EXERCISE GOAL: Copy out all lines of the records in which the word "Sociales" appears.

RECORDS:
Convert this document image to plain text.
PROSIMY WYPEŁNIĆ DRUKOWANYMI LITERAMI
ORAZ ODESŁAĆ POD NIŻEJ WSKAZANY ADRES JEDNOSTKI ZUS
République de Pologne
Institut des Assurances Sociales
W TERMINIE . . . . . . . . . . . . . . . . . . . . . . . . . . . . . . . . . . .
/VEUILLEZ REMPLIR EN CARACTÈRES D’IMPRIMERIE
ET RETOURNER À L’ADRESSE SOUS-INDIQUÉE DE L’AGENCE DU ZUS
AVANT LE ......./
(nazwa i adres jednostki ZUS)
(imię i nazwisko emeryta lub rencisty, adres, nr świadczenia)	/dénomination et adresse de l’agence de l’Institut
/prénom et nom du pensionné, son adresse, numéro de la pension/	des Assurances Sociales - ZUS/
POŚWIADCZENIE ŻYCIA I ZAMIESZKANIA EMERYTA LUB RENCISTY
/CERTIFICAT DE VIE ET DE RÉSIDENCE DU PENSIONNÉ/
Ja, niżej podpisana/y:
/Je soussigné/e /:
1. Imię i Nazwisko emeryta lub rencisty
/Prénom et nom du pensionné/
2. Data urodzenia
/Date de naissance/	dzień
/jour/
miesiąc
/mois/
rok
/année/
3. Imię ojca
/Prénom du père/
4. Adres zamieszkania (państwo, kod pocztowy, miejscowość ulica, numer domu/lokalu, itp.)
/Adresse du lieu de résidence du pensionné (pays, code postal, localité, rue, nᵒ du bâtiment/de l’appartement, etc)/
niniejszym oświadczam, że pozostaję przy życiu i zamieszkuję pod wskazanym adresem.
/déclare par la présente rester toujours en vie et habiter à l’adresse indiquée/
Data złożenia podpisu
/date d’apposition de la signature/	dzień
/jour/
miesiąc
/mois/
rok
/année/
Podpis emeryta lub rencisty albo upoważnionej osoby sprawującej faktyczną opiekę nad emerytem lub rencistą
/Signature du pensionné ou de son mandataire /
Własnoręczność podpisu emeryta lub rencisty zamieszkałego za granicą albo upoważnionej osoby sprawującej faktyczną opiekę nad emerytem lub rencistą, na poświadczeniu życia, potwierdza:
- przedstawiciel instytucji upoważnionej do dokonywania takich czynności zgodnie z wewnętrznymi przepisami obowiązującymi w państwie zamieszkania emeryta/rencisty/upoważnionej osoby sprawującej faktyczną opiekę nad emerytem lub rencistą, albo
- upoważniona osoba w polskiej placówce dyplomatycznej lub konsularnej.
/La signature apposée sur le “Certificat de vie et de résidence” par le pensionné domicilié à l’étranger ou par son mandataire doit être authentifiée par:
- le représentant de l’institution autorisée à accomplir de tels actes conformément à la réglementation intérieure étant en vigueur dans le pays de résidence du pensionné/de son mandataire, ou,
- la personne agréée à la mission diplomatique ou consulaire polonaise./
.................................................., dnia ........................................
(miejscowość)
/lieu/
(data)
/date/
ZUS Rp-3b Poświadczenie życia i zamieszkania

RESULT OF THIS EXERCISE:
Institut des Assurances Sociales
/prénom et nom du pensionné, son adresse, numéro de la pension/	des Assurances Sociales - ZUS/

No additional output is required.